═════ ENTRIES PROVIDED ═════

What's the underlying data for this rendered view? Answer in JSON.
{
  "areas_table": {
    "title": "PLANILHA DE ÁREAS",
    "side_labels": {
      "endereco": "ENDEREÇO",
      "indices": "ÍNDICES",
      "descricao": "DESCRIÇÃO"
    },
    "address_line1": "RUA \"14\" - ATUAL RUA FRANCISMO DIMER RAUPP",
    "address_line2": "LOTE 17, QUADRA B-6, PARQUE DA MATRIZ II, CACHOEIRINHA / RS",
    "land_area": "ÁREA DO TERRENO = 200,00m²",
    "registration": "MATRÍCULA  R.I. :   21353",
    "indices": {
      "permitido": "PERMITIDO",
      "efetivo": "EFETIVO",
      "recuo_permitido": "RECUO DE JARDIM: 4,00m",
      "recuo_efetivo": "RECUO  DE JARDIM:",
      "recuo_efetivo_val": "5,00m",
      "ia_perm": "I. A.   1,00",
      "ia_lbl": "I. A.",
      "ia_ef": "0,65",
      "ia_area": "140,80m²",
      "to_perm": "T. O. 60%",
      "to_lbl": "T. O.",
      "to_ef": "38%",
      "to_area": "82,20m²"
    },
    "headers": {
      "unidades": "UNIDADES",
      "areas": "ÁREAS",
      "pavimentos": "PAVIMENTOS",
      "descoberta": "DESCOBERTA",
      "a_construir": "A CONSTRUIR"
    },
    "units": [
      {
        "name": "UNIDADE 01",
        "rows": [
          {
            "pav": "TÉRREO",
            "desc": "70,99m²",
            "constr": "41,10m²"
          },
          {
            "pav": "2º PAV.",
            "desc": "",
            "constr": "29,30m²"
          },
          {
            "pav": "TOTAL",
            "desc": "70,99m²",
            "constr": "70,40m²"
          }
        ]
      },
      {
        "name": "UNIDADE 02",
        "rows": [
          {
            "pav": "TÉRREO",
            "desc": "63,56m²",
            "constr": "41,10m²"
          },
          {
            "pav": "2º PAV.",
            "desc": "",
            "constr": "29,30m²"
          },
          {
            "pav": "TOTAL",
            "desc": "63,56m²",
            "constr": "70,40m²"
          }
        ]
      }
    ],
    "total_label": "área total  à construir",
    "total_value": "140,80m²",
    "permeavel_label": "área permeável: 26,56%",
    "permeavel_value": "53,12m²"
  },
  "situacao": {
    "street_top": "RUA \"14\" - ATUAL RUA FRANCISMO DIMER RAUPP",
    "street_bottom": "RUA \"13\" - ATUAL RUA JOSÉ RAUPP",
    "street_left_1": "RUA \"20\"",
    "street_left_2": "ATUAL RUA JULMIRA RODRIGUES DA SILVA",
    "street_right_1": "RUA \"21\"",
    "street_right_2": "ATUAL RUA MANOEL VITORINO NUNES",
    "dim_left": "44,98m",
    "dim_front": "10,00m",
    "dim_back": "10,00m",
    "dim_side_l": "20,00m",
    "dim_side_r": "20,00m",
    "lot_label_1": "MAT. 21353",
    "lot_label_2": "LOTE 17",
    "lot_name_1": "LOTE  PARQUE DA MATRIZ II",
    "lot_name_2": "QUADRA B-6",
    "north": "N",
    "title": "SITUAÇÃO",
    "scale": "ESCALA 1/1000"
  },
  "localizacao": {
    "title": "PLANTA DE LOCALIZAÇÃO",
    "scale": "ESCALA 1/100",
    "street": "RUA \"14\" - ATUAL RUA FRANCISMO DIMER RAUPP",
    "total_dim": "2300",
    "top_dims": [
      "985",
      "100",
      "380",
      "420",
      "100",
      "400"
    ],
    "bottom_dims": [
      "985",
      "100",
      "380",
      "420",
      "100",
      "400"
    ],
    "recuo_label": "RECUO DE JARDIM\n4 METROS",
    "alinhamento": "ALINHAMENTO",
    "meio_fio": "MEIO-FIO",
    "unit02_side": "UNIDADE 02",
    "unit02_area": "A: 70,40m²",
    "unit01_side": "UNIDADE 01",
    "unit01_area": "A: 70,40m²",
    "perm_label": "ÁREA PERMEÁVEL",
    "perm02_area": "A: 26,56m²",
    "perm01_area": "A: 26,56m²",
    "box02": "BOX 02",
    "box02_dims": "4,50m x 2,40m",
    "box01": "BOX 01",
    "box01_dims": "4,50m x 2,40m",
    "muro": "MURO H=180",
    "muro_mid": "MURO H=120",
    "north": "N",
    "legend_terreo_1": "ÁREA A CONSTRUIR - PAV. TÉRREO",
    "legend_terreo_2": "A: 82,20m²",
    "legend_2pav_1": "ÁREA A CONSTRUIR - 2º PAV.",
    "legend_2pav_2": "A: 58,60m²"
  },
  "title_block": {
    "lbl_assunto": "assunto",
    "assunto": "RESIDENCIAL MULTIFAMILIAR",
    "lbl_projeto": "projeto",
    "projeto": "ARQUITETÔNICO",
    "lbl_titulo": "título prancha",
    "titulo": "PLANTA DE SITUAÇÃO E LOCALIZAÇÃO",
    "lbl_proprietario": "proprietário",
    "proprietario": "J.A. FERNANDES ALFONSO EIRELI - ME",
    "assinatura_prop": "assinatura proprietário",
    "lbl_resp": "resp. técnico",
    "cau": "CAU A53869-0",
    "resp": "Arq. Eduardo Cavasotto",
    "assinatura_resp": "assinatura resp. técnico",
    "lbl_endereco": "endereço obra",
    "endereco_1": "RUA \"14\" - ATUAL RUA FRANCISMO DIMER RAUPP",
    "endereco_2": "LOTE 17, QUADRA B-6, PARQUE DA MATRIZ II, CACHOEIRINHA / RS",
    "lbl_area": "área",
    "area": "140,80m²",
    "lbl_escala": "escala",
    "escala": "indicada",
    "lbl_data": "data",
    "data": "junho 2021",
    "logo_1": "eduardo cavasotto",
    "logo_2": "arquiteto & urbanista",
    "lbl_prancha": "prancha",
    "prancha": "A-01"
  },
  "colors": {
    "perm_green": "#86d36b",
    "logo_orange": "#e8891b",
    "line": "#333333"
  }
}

═════

WHAT TO PRODUCE ->
Output each entry precisely as given.

FINISHED EXERCISE ->
What's the underlying data for this rendered view? Answer in JSON.
{
  "areas_table": {
    "title": "PLANILHA DE ÁREAS",
    "side_labels": {
      "endereco": "ENDEREÇO",
      "indices": "ÍNDICES",
      "descricao": "DESCRIÇÃO"
    },
    "address_line1": "RUA \"14\" - ATUAL RUA FRANCISMO DIMER RAUPP",
    "address_line2": "LOTE 17, QUADRA B-6, PARQUE DA MATRIZ II, CACHOEIRINHA / RS",
    "land_area": "ÁREA DO TERRENO = 200,00m²",
    "registration": "MATRÍCULA  R.I. :   21353",
    "indices": {
      "permitido": "PERMITIDO",
      "efetivo": "EFETIVO",
      "recuo_permitido": "RECUO DE JARDIM: 4,00m",
      "recuo_efetivo": "RECUO  DE JARDIM:",
      "recuo_efetivo_val": "5,00m",
      "ia_perm": "I. A.   1,00",
      "ia_lbl": "I. A.",
      "ia_ef": "0,65",
      "ia_area": "140,80m²",
      "to_perm": "T. O. 60%",
      "to_lbl": "T. O.",
      "to_ef": "38%",
      "to_area": "82,20m²"
    },
    "headers": {
      "unidades": "UNIDADES",
      "areas": "ÁREAS",
      "pavimentos": "PAVIMENTOS",
      "descoberta": "DESCOBERTA",
      "a_construir": "A CONSTRUIR"
    },
    "units": [
      {
        "name": "UNIDADE 01",
        "rows": [
          {
            "pav": "TÉRREO",
            "desc": "70,99m²",
            "constr": "41,10m²"
          },
          {
            "pav": "2º PAV.",
            "desc": "",
            "constr": "29,30m²"
          },
          {
            "pav": "TOTAL",
            "desc": "70,99m²",
            "constr": "70,40m²"
          }
        ]
      },
      {
        "name": "UNIDADE 02",
        "rows": [
          {
            "pav": "TÉRREO",
            "desc": "63,56m²",
            "constr": "41,10m²"
          },
          {
            "pav": "2º PAV.",
            "desc": "",
            "constr": "29,30m²"
          },
          {
            "pav": "TOTAL",
            "desc": "63,56m²",
            "constr": "70,40m²"
          }
        ]
      }
    ],
    "total_label": "área total  à construir",
    "total_value": "140,80m²",
    "permeavel_label": "área permeável: 26,56%",
    "permeavel_value": "53,12m²"
  },
  "situacao": {
    "street_top": "RUA \"14\" - ATUAL RUA FRANCISMO DIMER RAUPP",
    "street_bottom": "RUA \"13\" - ATUAL RUA JOSÉ RAUPP",
    "street_left_1": "RUA \"20\"",
    "street_left_2": "ATUAL RUA JULMIRA RODRIGUES DA SILVA",
    "street_right_1": "RUA \"21\"",
    "street_right_2": "ATUAL RUA MANOEL VITORINO NUNES",
    "dim_left": "44,98m",
    "dim_front": "10,00m",
    "dim_back": "10,00m",
    "dim_side_l": "20,00m",
    "dim_side_r": "20,00m",
    "lot_label_1": "MAT. 21353",
    "lot_label_2": "LOTE 17",
    "lot_name_1": "LOTE  PARQUE DA MATRIZ II",
    "lot_name_2": "QUADRA B-6",
    "north": "N",
    "title": "SITUAÇÃO",
    "scale": "ESCALA 1/1000"
  },
  "localizacao": {
    "title": "PLANTA DE LOCALIZAÇÃO",
    "scale": "ESCALA 1/100",
    "street": "RUA \"14\" - ATUAL RUA FRANCISMO DIMER RAUPP",
    "total_dim": "2300",
    "top_dims": [
      "985",
      "100",
      "380",
      "420",
      "100",
      "400"
    ],
    "bottom_dims": [
      "985",
      "100",
      "380",
      "420",
      "100",
      "400"
    ],
    "recuo_label": "RECUO DE JARDIM\n4 METROS",
    "alinhamento": "ALINHAMENTO",
    "meio_fio": "MEIO-FIO",
    "unit02_side": "UNIDADE 02",
    "unit02_area": "A: 70,40m²",
    "unit01_side": "UNIDADE 01",
    "unit01_area": "A: 70,40m²",
    "perm_label": "ÁREA PERMEÁVEL",
    "perm02_area": "A: 26,56m²",
    "perm01_area": "A: 26,56m²",
    "box02": "BOX 02",
    "box02_dims": "4,50m x 2,40m",
    "box01": "BOX 01",
    "box01_dims": "4,50m x 2,40m",
    "muro": "MURO H=180",
    "muro_mid": "MURO H=120",
    "north": "N",
    "legend_terreo_1": "ÁREA A CONSTRUIR - PAV. TÉRREO",
    "legend_terreo_2": "A: 82,20m²",
    "legend_2pav_1": "ÁREA A CONSTRUIR - 2º PAV.",
    "legend_2pav_2": "A: 58,60m²"
  },
  "title_block": {
    "lbl_assunto": "assunto",
    "assunto": "RESIDENCIAL MULTIFAMILIAR",
    "lbl_projeto": "projeto",
    "projeto": "ARQUITETÔNICO",
    "lbl_titulo": "título prancha",
    "titulo": "PLANTA DE SITUAÇÃO E LOCALIZAÇÃO",
    "lbl_proprietario": "proprietário",
    "proprietario": "J.A. FERNANDES ALFONSO EIRELI - ME",
    "assinatura_prop": "assinatura proprietário",
    "lbl_resp": "resp. técnico",
    "cau": "CAU A53869-0",
    "resp": "Arq. Eduardo Cavasotto",
    "assinatura_resp": "assinatura resp. técnico",
    "lbl_endereco": "endereço obra",
    "endereco_1": "RUA \"14\" - ATUAL RUA FRANCISMO DIMER RAUPP",
    "endereco_2": "LOTE 17, QUADRA B-6, PARQUE DA MATRIZ II, CACHOEIRINHA / RS",
    "lbl_area": "área",
    "area": "140,80m²",
    "lbl_escala": "escala",
    "escala": "indicada",
    "lbl_data": "data",
    "data": "junho 2021",
    "logo_1": "eduardo cavasotto",
    "logo_2": "arquiteto & urbanista",
    "lbl_prancha": "prancha",
    "prancha": "A-01"
  },
  "colors": {
    "perm_green": "#86d36b",
    "logo_orange": "#e8891b",
    "line": "#333333"
  }
}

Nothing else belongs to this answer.